→ EXERCISE INSTRUCTIONS:
In the material below, identify each line bearing the word "nwire". Reproduce those lines.

-- start --

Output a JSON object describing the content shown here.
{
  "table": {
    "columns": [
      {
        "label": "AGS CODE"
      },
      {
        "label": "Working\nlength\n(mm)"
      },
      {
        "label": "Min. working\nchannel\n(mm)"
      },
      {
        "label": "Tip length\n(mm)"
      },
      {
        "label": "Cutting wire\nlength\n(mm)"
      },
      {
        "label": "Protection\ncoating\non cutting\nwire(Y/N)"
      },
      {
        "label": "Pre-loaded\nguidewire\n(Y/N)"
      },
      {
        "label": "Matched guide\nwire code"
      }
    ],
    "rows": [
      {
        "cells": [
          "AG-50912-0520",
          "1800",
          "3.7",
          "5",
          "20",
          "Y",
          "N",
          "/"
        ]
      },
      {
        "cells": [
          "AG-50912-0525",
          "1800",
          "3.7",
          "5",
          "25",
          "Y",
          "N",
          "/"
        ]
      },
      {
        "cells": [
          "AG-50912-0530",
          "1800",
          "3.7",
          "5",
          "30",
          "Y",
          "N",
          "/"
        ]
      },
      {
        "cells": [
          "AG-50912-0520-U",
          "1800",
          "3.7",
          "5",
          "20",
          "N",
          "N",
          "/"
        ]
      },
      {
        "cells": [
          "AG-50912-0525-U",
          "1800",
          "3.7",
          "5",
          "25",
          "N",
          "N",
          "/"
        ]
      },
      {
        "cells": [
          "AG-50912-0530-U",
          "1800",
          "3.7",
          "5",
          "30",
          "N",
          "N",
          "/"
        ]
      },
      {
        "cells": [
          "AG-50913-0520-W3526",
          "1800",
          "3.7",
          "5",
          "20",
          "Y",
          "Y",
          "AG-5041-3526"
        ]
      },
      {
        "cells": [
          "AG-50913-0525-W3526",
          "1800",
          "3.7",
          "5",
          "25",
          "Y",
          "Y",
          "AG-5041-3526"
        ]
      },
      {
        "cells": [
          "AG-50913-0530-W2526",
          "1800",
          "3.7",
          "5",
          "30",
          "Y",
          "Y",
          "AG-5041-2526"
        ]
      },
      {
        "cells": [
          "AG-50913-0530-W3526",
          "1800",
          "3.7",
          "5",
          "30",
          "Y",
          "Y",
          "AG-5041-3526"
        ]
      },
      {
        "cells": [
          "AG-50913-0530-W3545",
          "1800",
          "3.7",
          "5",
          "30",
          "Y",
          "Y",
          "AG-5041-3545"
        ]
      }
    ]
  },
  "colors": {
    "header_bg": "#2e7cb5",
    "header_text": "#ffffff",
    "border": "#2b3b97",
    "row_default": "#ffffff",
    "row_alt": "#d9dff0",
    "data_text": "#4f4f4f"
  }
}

-- end --

→ FULL ANSWER:
        "label": "Protection\ncoating\non cutting\nwire(Y/N)"
        "label": "Matched guide\nwire code"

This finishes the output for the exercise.